### Problem description
Return each line containing "brutas".

|---|

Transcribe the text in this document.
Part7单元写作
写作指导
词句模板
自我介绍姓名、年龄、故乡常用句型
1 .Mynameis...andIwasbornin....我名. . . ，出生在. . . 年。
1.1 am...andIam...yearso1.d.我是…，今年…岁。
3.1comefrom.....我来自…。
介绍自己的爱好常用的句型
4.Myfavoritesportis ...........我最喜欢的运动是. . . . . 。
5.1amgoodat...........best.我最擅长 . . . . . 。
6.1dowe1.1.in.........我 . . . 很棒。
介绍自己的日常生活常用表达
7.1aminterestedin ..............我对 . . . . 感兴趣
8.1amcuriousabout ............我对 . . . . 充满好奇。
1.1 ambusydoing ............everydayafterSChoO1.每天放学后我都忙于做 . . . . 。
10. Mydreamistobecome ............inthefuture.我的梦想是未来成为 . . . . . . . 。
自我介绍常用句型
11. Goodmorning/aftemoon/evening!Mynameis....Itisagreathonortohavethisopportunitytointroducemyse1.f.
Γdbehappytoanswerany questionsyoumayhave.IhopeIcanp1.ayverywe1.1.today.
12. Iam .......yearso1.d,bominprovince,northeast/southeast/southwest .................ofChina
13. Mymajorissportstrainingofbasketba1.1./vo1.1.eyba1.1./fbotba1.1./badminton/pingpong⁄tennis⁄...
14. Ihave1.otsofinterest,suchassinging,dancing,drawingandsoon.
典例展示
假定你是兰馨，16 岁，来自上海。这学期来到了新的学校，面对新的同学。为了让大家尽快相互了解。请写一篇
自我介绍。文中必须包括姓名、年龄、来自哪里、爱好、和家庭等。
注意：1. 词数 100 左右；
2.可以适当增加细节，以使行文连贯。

|---|

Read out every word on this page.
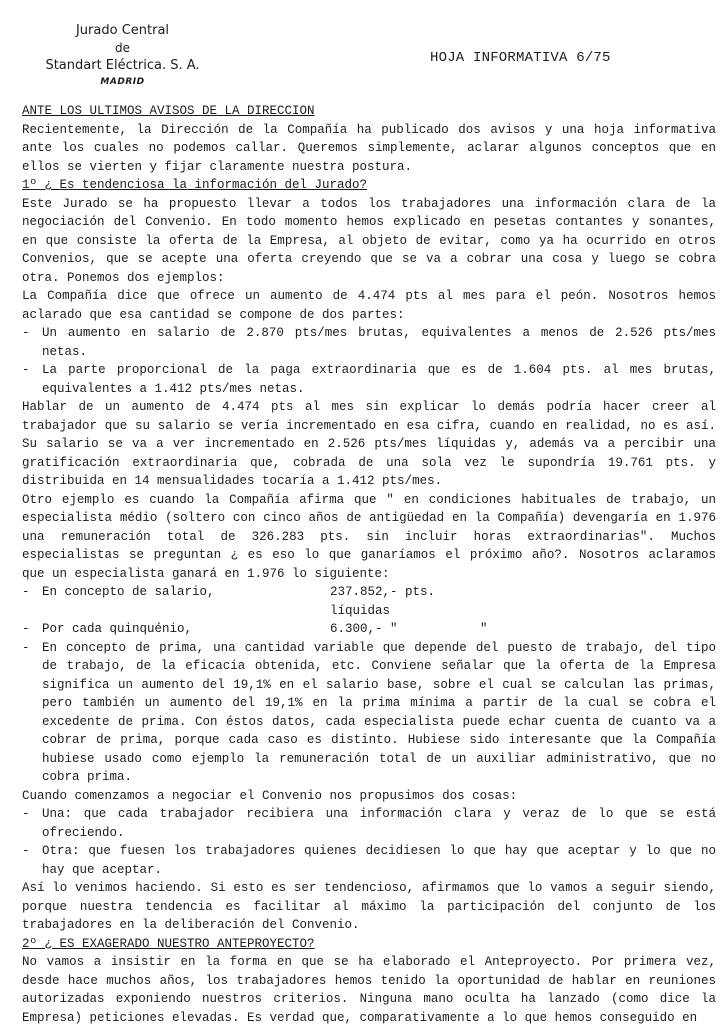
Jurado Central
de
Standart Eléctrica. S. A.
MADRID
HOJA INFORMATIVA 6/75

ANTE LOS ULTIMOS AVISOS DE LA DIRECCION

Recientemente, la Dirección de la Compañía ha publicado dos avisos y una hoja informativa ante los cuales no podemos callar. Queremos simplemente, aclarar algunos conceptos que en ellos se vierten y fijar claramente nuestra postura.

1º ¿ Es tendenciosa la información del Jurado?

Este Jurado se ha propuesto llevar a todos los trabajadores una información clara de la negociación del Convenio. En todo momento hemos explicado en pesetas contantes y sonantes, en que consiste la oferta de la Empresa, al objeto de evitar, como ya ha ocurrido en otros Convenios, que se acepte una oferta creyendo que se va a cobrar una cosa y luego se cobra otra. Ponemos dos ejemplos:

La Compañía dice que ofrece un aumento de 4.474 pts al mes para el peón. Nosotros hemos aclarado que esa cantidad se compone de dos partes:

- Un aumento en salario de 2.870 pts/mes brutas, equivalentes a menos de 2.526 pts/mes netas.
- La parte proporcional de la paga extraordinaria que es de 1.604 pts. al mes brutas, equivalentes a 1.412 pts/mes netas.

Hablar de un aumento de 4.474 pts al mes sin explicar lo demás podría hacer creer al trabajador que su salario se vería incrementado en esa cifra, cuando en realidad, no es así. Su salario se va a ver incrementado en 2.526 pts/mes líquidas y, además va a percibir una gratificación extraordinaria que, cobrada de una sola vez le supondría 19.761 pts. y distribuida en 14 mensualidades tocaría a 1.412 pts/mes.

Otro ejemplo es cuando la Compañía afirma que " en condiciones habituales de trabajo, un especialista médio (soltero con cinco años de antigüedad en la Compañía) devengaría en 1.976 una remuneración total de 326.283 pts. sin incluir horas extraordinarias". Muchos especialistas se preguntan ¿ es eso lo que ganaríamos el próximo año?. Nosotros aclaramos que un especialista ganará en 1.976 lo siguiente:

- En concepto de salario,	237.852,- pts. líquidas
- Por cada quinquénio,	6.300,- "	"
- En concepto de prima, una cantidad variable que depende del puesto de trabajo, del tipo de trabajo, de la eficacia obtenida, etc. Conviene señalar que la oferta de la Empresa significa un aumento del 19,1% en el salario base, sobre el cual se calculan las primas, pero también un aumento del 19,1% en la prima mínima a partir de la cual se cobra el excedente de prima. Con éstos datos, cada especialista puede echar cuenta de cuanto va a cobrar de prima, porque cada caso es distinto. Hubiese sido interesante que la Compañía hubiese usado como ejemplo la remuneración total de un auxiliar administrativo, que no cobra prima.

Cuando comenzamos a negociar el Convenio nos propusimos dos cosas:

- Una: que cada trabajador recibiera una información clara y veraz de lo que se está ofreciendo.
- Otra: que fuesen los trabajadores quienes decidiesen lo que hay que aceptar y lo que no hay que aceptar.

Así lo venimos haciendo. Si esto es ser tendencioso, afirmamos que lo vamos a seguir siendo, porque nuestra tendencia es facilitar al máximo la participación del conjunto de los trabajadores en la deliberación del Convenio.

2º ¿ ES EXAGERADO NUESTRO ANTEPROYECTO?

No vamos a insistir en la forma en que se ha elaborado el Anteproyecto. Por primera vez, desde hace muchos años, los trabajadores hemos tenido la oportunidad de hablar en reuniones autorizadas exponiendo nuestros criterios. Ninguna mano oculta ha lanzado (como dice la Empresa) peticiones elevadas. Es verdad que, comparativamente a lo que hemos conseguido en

|---|

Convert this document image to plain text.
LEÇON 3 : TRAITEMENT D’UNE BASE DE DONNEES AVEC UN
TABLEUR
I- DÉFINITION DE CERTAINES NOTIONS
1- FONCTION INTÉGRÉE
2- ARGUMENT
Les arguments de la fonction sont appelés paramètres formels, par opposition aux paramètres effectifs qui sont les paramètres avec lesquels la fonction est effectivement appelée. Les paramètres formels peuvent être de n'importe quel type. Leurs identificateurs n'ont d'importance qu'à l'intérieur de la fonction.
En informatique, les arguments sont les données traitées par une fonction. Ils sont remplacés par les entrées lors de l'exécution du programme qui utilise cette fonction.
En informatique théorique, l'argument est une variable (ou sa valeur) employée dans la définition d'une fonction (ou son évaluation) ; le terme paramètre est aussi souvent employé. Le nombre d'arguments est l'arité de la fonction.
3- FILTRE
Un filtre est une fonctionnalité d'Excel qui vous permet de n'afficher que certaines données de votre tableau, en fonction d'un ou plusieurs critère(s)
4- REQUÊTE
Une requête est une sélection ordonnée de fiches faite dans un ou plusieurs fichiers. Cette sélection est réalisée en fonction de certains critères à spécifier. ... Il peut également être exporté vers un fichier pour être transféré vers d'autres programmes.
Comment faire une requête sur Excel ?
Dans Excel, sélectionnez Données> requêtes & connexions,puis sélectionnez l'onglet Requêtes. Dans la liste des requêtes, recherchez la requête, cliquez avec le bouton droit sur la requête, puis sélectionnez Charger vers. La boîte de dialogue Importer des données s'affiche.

|---|

### Full answer
- Un aumento en salario de 2.870 pts/mes brutas, equivalentes a menos de 2.526 pts/mes netas.
- La parte proporcional de la paga extraordinaria que es de 1.604 pts. al mes brutas, equivalentes a 1.412 pts/mes netas.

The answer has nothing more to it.